* RECORD EXTRACTS:
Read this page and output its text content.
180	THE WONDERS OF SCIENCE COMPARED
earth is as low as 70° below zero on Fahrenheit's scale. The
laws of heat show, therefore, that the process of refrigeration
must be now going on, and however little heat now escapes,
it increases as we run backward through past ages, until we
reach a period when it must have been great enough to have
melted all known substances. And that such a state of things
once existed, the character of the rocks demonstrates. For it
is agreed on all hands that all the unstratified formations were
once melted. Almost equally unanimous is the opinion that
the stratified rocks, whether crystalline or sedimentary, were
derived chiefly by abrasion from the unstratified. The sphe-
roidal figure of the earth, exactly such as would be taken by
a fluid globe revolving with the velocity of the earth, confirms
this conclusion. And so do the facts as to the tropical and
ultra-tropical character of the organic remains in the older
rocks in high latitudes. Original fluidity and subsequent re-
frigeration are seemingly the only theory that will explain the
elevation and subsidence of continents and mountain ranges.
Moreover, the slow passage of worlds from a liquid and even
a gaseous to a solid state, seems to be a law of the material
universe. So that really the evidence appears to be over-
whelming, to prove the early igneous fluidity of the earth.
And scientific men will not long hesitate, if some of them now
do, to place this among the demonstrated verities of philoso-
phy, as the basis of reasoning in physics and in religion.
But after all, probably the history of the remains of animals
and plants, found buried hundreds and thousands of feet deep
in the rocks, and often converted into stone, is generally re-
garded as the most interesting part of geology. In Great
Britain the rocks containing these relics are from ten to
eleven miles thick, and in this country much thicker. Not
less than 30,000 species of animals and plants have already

* * *

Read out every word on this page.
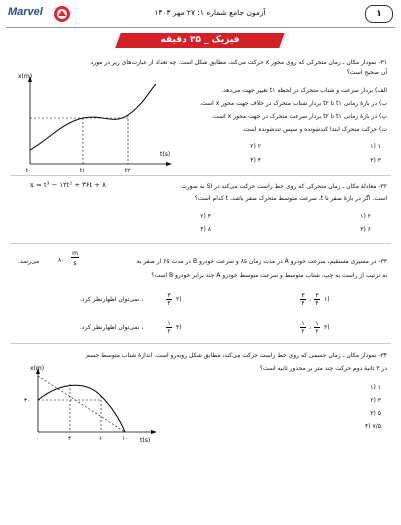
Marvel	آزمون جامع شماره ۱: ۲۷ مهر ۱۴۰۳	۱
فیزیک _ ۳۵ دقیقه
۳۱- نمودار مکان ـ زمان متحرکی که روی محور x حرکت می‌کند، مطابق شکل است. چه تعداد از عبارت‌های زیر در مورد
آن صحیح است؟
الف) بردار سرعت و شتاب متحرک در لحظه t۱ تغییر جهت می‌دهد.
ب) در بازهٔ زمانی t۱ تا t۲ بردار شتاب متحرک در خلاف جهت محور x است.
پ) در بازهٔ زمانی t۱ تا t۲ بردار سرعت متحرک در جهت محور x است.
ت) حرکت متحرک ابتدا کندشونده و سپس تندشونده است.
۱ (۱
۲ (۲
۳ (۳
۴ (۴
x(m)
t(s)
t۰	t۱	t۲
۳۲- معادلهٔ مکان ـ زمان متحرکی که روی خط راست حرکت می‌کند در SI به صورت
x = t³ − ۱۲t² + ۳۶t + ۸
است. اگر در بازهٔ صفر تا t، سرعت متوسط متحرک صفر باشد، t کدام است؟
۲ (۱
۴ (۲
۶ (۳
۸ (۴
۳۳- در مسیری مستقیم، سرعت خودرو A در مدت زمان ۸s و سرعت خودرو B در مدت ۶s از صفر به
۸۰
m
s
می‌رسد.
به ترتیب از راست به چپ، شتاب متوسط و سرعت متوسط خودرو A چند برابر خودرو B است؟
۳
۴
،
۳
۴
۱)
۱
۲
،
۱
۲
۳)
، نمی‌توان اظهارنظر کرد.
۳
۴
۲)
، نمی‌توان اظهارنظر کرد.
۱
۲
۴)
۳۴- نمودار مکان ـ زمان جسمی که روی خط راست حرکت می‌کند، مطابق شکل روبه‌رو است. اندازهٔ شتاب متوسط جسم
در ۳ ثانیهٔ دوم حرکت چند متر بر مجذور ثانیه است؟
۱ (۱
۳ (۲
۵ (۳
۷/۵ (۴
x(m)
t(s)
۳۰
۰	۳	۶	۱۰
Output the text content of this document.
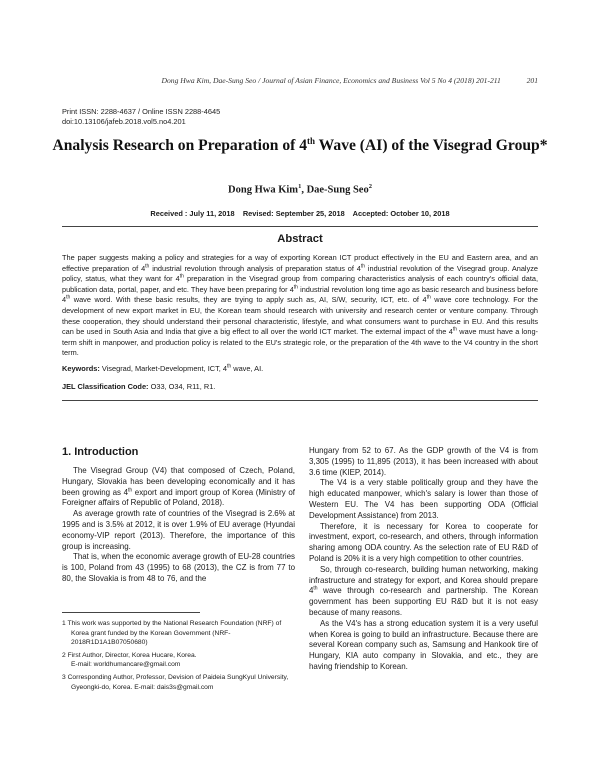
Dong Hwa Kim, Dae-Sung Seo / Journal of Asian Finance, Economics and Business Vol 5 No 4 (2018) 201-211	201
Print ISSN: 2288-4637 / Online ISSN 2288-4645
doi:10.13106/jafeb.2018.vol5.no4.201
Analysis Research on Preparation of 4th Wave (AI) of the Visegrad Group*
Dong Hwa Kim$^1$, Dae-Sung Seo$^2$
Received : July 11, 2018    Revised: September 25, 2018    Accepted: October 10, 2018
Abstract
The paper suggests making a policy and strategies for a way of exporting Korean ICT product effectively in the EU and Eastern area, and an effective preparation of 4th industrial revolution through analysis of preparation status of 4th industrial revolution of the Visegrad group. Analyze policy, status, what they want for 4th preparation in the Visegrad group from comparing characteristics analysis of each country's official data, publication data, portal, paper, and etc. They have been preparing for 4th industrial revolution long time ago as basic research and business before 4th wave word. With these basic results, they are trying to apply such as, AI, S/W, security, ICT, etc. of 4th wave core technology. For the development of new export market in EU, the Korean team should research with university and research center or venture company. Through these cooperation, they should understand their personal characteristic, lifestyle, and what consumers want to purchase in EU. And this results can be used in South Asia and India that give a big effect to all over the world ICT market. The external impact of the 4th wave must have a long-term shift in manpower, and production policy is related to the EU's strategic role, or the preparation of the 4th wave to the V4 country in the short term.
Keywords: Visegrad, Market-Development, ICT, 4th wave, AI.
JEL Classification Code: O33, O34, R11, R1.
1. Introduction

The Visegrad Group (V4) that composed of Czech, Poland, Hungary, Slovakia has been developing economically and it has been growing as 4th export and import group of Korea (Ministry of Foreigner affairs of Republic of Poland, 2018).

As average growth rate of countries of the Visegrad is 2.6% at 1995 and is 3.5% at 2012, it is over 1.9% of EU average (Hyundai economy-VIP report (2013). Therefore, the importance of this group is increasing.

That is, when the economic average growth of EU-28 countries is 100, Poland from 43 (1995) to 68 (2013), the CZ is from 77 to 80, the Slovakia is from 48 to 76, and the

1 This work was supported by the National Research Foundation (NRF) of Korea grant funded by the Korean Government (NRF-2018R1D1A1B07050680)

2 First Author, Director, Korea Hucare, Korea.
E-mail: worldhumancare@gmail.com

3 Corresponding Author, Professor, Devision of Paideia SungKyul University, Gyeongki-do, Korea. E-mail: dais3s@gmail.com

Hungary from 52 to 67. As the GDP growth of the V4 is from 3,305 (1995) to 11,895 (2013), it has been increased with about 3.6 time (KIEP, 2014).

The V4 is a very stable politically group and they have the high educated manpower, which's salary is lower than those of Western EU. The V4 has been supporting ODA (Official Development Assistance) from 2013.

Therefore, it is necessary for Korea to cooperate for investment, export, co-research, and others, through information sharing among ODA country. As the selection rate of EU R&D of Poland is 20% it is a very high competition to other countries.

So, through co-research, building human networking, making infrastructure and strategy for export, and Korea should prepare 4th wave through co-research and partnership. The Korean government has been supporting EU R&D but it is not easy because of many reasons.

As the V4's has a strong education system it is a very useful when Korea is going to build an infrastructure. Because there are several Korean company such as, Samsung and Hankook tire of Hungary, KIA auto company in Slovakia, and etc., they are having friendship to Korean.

==

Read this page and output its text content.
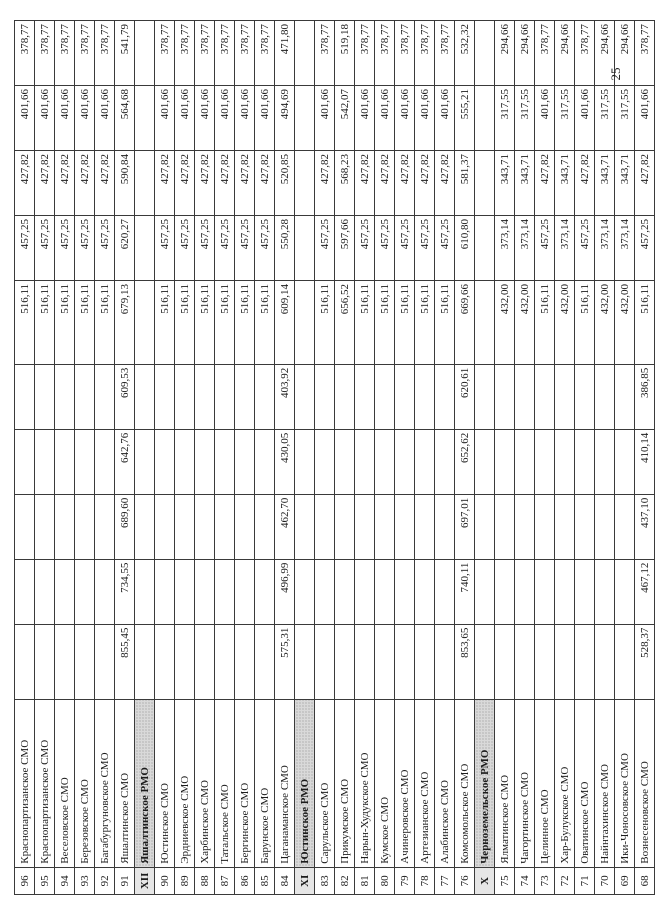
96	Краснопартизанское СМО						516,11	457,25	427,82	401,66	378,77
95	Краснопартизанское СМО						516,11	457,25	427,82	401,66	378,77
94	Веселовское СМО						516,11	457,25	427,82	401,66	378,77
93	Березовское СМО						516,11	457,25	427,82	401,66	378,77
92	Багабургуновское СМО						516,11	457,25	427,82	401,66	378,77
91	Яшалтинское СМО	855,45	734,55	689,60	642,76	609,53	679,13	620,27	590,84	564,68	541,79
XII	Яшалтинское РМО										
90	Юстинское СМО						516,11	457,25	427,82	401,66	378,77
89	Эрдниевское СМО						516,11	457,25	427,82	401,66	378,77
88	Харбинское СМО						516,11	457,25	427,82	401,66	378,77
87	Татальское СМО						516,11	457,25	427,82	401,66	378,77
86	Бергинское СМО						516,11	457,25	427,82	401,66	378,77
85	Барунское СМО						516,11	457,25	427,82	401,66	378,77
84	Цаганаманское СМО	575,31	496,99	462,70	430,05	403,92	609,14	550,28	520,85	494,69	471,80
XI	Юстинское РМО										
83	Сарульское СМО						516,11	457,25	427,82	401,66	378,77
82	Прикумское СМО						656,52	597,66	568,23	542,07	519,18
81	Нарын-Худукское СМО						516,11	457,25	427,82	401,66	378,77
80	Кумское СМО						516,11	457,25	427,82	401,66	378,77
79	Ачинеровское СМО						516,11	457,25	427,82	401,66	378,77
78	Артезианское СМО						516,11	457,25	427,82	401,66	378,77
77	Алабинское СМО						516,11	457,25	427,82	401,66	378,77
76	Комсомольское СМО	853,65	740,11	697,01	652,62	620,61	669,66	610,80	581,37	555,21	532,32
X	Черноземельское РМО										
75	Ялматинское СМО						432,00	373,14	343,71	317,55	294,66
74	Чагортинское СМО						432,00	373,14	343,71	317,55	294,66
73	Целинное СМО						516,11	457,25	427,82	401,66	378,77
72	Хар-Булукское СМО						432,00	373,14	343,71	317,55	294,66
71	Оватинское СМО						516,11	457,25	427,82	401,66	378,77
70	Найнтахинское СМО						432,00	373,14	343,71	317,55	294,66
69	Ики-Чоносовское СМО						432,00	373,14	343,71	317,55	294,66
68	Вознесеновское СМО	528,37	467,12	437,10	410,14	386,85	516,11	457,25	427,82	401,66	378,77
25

* PROBLEM DESCRIPTION:
Say how many lines of the data hold the string "Poland". Reply with the number alone.

* SOLUTION TO THE PROBLEM:
3